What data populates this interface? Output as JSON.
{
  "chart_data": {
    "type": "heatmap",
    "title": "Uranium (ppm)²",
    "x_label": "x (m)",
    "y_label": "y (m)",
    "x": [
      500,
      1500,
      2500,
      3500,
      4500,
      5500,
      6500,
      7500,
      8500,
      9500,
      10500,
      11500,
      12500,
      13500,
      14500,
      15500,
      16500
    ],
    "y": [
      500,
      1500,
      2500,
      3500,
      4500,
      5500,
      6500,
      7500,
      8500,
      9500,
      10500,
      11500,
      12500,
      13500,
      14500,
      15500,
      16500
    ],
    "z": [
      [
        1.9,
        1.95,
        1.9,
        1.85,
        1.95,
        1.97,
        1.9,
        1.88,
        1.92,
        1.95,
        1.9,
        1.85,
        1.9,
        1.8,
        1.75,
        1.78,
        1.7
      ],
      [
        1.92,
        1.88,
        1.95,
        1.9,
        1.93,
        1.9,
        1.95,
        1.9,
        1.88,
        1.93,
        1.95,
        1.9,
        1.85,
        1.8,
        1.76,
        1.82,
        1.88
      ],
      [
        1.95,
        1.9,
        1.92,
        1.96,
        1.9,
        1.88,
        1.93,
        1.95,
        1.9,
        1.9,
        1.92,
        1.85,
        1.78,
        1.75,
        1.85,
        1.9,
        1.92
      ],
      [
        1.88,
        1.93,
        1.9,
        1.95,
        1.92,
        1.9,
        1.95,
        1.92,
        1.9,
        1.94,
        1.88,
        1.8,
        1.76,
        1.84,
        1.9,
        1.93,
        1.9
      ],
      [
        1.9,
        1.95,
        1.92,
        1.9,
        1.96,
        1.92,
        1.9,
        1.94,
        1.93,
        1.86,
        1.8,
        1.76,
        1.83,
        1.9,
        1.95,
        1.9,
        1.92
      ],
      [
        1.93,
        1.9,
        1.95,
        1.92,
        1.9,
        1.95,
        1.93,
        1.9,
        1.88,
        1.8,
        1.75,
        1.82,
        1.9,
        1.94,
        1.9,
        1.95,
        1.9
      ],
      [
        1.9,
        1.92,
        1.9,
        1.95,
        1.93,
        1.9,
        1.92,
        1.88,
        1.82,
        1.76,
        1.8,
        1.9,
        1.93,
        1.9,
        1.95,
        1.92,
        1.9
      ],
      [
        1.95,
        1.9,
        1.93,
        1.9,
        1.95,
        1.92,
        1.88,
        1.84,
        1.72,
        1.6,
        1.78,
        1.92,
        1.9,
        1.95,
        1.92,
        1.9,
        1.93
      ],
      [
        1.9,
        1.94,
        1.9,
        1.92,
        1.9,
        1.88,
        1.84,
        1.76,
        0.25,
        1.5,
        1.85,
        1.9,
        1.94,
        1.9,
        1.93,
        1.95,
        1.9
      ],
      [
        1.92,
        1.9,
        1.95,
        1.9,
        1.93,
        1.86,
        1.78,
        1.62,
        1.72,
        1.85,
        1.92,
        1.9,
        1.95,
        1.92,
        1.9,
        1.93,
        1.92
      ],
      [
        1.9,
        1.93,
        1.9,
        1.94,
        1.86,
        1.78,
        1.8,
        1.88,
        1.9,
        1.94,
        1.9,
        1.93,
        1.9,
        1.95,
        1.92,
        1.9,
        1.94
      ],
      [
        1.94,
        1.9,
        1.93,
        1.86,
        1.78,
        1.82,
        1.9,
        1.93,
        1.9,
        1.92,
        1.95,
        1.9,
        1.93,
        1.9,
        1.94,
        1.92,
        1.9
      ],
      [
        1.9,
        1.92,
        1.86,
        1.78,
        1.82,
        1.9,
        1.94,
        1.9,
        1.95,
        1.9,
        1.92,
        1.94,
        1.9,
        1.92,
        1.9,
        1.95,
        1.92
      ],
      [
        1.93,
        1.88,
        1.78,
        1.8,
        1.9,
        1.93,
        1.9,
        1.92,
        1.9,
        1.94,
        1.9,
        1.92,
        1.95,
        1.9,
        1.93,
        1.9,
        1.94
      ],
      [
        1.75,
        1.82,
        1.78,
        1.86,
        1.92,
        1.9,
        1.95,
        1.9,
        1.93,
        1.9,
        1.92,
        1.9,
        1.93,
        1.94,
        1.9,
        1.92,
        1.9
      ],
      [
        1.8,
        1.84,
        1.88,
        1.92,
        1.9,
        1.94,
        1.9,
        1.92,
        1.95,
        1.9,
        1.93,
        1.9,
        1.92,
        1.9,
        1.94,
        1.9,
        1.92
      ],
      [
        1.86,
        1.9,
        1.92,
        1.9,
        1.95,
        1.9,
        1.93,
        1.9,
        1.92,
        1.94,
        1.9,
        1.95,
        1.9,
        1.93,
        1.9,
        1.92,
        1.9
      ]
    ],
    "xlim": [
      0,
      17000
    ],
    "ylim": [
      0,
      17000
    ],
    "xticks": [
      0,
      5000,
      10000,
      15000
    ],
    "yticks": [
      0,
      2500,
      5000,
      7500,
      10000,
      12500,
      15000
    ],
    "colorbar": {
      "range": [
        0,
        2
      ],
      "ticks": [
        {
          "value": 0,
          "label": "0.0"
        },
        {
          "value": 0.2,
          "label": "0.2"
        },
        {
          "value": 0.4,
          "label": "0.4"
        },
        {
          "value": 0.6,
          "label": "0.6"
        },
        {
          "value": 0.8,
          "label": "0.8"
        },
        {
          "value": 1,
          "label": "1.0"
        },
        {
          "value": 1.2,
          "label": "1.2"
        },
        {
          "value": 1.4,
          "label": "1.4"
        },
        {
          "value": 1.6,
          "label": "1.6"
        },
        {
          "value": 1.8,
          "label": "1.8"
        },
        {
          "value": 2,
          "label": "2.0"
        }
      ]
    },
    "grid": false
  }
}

______

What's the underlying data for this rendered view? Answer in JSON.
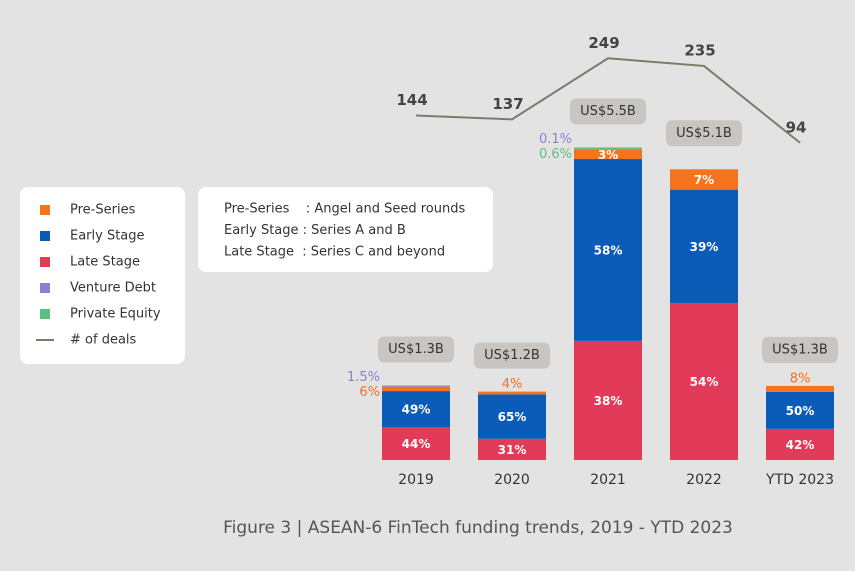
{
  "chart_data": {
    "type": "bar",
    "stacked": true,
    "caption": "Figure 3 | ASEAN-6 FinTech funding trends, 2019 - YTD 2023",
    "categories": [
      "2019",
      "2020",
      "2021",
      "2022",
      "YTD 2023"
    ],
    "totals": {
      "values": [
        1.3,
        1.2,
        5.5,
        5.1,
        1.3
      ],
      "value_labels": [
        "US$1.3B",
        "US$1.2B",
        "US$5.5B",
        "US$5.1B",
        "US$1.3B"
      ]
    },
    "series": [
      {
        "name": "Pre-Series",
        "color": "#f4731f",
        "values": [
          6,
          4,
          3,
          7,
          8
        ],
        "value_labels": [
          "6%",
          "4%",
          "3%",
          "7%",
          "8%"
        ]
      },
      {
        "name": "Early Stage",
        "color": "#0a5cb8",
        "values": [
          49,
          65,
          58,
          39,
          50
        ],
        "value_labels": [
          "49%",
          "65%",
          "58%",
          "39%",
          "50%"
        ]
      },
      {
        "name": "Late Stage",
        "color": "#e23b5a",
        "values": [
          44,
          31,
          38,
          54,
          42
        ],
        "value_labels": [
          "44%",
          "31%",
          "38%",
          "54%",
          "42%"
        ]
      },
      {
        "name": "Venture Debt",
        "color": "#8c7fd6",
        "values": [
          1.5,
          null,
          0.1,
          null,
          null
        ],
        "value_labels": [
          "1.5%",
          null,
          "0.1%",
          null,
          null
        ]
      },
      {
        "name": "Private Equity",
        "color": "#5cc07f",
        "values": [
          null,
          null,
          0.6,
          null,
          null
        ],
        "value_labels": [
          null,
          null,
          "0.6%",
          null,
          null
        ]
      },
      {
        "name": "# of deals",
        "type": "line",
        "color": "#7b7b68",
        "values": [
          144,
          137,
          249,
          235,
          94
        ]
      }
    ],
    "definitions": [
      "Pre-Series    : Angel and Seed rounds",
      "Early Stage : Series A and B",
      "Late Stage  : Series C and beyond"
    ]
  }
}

______

Problem statement: From the entries above, copy each line holding "What".

Answer for this exercise:
What data populates this interface? Output as JSON.
What's the underlying data for this rendered view? Answer in JSON.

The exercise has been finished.